**EXERCISE INPUTS**
● ● ●
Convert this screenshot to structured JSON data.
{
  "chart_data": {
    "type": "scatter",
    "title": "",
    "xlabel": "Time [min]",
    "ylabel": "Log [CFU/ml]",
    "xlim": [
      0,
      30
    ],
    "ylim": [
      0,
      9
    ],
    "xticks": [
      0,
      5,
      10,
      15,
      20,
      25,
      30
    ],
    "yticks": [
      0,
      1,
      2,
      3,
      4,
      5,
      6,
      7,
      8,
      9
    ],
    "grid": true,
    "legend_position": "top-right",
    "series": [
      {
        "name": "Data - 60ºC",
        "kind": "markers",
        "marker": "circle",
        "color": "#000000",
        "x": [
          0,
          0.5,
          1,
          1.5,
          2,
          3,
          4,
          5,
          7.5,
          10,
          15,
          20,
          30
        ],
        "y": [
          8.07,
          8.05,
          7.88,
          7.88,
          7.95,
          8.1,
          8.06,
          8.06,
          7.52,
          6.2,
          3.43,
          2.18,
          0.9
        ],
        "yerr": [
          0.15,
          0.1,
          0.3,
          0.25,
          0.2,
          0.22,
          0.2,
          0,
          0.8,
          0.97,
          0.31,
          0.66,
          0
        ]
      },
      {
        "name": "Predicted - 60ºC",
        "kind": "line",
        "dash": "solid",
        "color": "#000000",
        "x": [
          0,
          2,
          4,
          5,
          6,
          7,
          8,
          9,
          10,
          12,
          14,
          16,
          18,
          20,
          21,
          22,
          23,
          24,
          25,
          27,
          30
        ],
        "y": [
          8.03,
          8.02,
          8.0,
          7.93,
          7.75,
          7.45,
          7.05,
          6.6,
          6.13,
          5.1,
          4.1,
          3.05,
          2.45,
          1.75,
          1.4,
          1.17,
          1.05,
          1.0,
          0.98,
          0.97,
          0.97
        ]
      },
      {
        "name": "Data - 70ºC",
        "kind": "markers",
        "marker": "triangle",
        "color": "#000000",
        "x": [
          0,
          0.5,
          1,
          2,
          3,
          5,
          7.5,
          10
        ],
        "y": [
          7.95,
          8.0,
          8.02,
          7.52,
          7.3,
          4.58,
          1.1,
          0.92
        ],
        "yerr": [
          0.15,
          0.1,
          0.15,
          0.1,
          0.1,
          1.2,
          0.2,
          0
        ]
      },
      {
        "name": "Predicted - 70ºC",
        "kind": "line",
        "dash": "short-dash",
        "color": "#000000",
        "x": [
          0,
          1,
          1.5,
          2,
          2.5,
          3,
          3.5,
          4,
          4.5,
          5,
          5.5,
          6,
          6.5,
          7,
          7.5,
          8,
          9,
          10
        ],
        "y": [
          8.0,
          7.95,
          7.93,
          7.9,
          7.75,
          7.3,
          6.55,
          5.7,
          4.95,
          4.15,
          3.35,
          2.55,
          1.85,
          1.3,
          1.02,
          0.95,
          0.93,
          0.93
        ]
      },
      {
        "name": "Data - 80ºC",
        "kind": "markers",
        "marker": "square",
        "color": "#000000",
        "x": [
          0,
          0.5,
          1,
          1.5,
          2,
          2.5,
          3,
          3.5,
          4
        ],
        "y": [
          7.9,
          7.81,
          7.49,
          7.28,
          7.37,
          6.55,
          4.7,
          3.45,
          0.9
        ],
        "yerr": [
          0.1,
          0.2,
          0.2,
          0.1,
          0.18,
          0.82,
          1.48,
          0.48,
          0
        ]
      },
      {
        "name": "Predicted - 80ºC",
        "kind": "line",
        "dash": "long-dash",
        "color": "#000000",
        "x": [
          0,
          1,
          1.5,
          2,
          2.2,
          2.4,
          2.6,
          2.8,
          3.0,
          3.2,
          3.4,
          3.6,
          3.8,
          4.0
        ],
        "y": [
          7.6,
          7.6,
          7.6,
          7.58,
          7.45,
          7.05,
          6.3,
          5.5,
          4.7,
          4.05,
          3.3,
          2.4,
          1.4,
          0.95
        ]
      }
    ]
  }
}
● ● ●
**STATED PROBLEM**
Return all of the data exactly as it reads.

**REPLY**
Convert this screenshot to structured JSON data.
{
  "chart_data": {
    "type": "scatter",
    "title": "",
    "xlabel": "Time [min]",
    "ylabel": "Log [CFU/ml]",
    "xlim": [
      0,
      30
    ],
    "ylim": [
      0,
      9
    ],
    "xticks": [
      0,
      5,
      10,
      15,
      20,
      25,
      30
    ],
    "yticks": [
      0,
      1,
      2,
      3,
      4,
      5,
      6,
      7,
      8,
      9
    ],
    "grid": true,
    "legend_position": "top-right",
    "series": [
      {
        "name": "Data - 60ºC",
        "kind": "markers",
        "marker": "circle",
        "color": "#000000",
        "x": [
          0,
          0.5,
          1,
          1.5,
          2,
          3,
          4,
          5,
          7.5,
          10,
          15,
          20,
          30
        ],
        "y": [
          8.07,
          8.05,
          7.88,
          7.88,
          7.95,
          8.1,
          8.06,
          8.06,
          7.52,
          6.2,
          3.43,
          2.18,
          0.9
        ],
        "yerr": [
          0.15,
          0.1,
          0.3,
          0.25,
          0.2,
          0.22,
          0.2,
          0,
          0.8,
          0.97,
          0.31,
          0.66,
          0
        ]
      },
      {
        "name": "Predicted - 60ºC",
        "kind": "line",
        "dash": "solid",
        "color": "#000000",
        "x": [
          0,
          2,
          4,
          5,
          6,
          7,
          8,
          9,
          10,
          12,
          14,
          16,
          18,
          20,
          21,
          22,
          23,
          24,
          25,
          27,
          30
        ],
        "y": [
          8.03,
          8.02,
          8.0,
          7.93,
          7.75,
          7.45,
          7.05,
          6.6,
          6.13,
          5.1,
          4.1,
          3.05,
          2.45,
          1.75,
          1.4,
          1.17,
          1.05,
          1.0,
          0.98,
          0.97,
          0.97
        ]
      },
      {
        "name": "Data - 70ºC",
        "kind": "markers",
        "marker": "triangle",
        "color": "#000000",
        "x": [
          0,
          0.5,
          1,
          2,
          3,
          5,
          7.5,
          10
        ],
        "y": [
          7.95,
          8.0,
          8.02,
          7.52,
          7.3,
          4.58,
          1.1,
          0.92
        ],
        "yerr": [
          0.15,
          0.1,
          0.15,
          0.1,
          0.1,
          1.2,
          0.2,
          0
        ]
      },
      {
        "name": "Predicted - 70ºC",
        "kind": "line",
        "dash": "short-dash",
        "color": "#000000",
        "x": [
          0,
          1,
          1.5,
          2,
          2.5,
          3,
          3.5,
          4,
          4.5,
          5,
          5.5,
          6,
          6.5,
          7,
          7.5,
          8,
          9,
          10
        ],
        "y": [
          8.0,
          7.95,
          7.93,
          7.9,
          7.75,
          7.3,
          6.55,
          5.7,
          4.95,
          4.15,
          3.35,
          2.55,
          1.85,
          1.3,
          1.02,
          0.95,
          0.93,
          0.93
        ]
      },
      {
        "name": "Data - 80ºC",
        "kind": "markers",
        "marker": "square",
        "color": "#000000",
        "x": [
          0,
          0.5,
          1,
          1.5,
          2,
          2.5,
          3,
          3.5,
          4
        ],
        "y": [
          7.9,
          7.81,
          7.49,
          7.28,
          7.37,
          6.55,
          4.7,
          3.45,
          0.9
        ],
        "yerr": [
          0.1,
          0.2,
          0.2,
          0.1,
          0.18,
          0.82,
          1.48,
          0.48,
          0
        ]
      },
      {
        "name": "Predicted - 80ºC",
        "kind": "line",
        "dash": "long-dash",
        "color": "#000000",
        "x": [
          0,
          1,
          1.5,
          2,
          2.2,
          2.4,
          2.6,
          2.8,
          3.0,
          3.2,
          3.4,
          3.6,
          3.8,
          4.0
        ],
        "y": [
          7.6,
          7.6,
          7.6,
          7.58,
          7.45,
          7.05,
          6.3,
          5.5,
          4.7,
          4.05,
          3.3,
          2.4,
          1.4,
          0.95
        ]
      }
    ]
  }
}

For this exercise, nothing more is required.